**** DATASET RECORDS
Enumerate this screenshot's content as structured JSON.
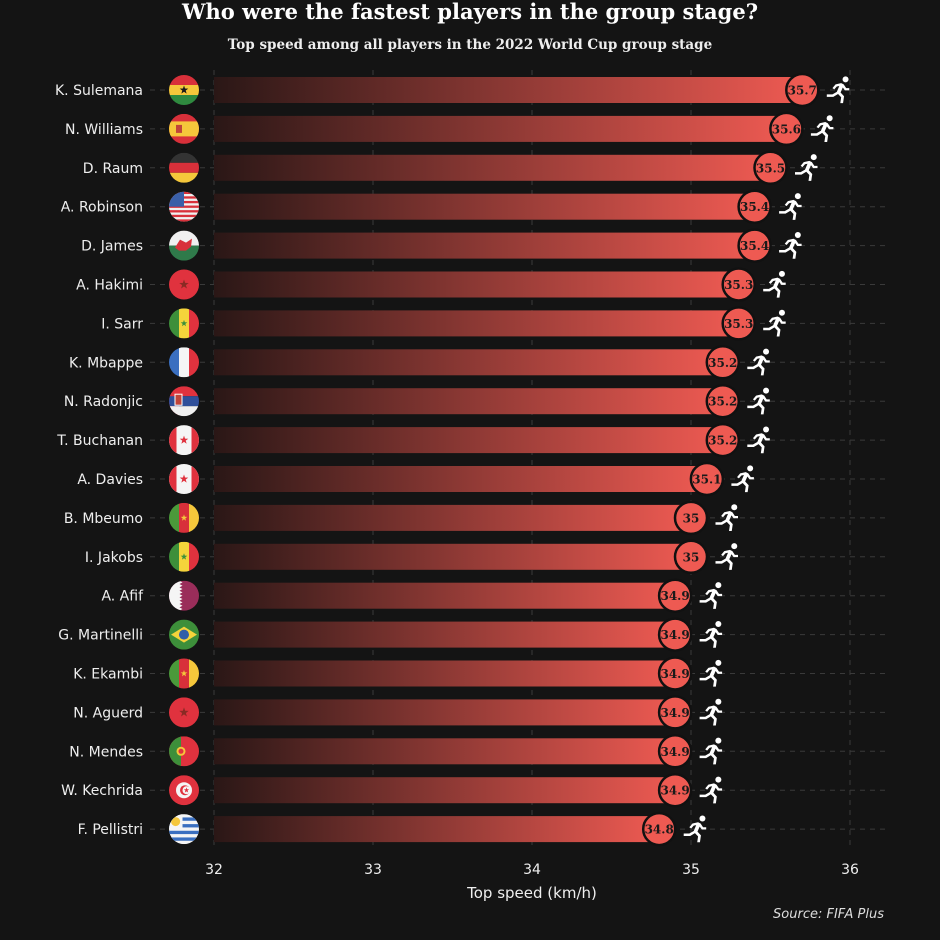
{
  "chart_data": {
    "type": "bar",
    "orientation": "horizontal",
    "title": "Who were the fastest players in the group stage?",
    "subtitle": "Top speed among all players in the 2022 World Cup group stage",
    "xlabel": "Top speed (km/h)",
    "ylabel": "",
    "xlim": [
      32,
      36
    ],
    "xticks": [
      "32",
      "33",
      "34",
      "35",
      "36"
    ],
    "grid": true,
    "source": "Source: FIFA Plus",
    "categories": [
      "K. Sulemana",
      "N. Williams",
      "D. Raum",
      "A. Robinson",
      "D. James",
      "A. Hakimi",
      "I. Sarr",
      "K. Mbappe",
      "N. Radonjic",
      "T. Buchanan",
      "A. Davies",
      "B. Mbeumo",
      "I. Jakobs",
      "A. Afif",
      "G. Martinelli",
      "K. Ekambi",
      "N. Aguerd",
      "N. Mendes",
      "W. Kechrida",
      "F. Pellistri"
    ],
    "countries": [
      "Ghana",
      "Spain",
      "Germany",
      "USA",
      "Wales",
      "Morocco",
      "Senegal",
      "France",
      "Serbia",
      "Canada",
      "Canada",
      "Cameroon",
      "Senegal",
      "Qatar",
      "Brazil",
      "Cameroon",
      "Morocco",
      "Portugal",
      "Tunisia",
      "Uruguay"
    ],
    "values": [
      35.7,
      35.6,
      35.5,
      35.4,
      35.4,
      35.3,
      35.3,
      35.2,
      35.2,
      35.2,
      35.1,
      35,
      35,
      34.9,
      34.9,
      34.9,
      34.9,
      34.9,
      34.9,
      34.8
    ],
    "value_labels": [
      "35.7",
      "35.6",
      "35.5",
      "35.4",
      "35.4",
      "35.3",
      "35.3",
      "35.2",
      "35.2",
      "35.2",
      "35.1",
      "35",
      "35",
      "34.9",
      "34.9",
      "34.9",
      "34.9",
      "34.9",
      "34.9",
      "34.8"
    ],
    "icon": "running-person-icon",
    "colors": {
      "bar": "#ee5a52",
      "bar_start": "#2a1716",
      "background": "#141414",
      "label_text": "#1a1a1a",
      "icon": "#ffffff"
    }
  }
}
********
YOUR TASK: Reproduce every line of the material precisely, omitting its pictures.

FULL SOLUTION:
Enumerate this screenshot's content as structured JSON.
{
  "chart_data": {
    "type": "bar",
    "orientation": "horizontal",
    "title": "Who were the fastest players in the group stage?",
    "subtitle": "Top speed among all players in the 2022 World Cup group stage",
    "xlabel": "Top speed (km/h)",
    "ylabel": "",
    "xlim": [
      32,
      36
    ],
    "xticks": [
      "32",
      "33",
      "34",
      "35",
      "36"
    ],
    "grid": true,
    "source": "Source: FIFA Plus",
    "categories": [
      "K. Sulemana",
      "N. Williams",
      "D. Raum",
      "A. Robinson",
      "D. James",
      "A. Hakimi",
      "I. Sarr",
      "K. Mbappe",
      "N. Radonjic",
      "T. Buchanan",
      "A. Davies",
      "B. Mbeumo",
      "I. Jakobs",
      "A. Afif",
      "G. Martinelli",
      "K. Ekambi",
      "N. Aguerd",
      "N. Mendes",
      "W. Kechrida",
      "F. Pellistri"
    ],
    "countries": [
      "Ghana",
      "Spain",
      "Germany",
      "USA",
      "Wales",
      "Morocco",
      "Senegal",
      "France",
      "Serbia",
      "Canada",
      "Canada",
      "Cameroon",
      "Senegal",
      "Qatar",
      "Brazil",
      "Cameroon",
      "Morocco",
      "Portugal",
      "Tunisia",
      "Uruguay"
    ],
    "values": [
      35.7,
      35.6,
      35.5,
      35.4,
      35.4,
      35.3,
      35.3,
      35.2,
      35.2,
      35.2,
      35.1,
      35,
      35,
      34.9,
      34.9,
      34.9,
      34.9,
      34.9,
      34.9,
      34.8
    ],
    "value_labels": [
      "35.7",
      "35.6",
      "35.5",
      "35.4",
      "35.4",
      "35.3",
      "35.3",
      "35.2",
      "35.2",
      "35.2",
      "35.1",
      "35",
      "35",
      "34.9",
      "34.9",
      "34.9",
      "34.9",
      "34.9",
      "34.9",
      "34.8"
    ],
    "icon": "running-person-icon",
    "colors": {
      "bar": "#ee5a52",
      "bar_start": "#2a1716",
      "background": "#141414",
      "label_text": "#1a1a1a",
      "icon": "#ffffff"
    }
  }
}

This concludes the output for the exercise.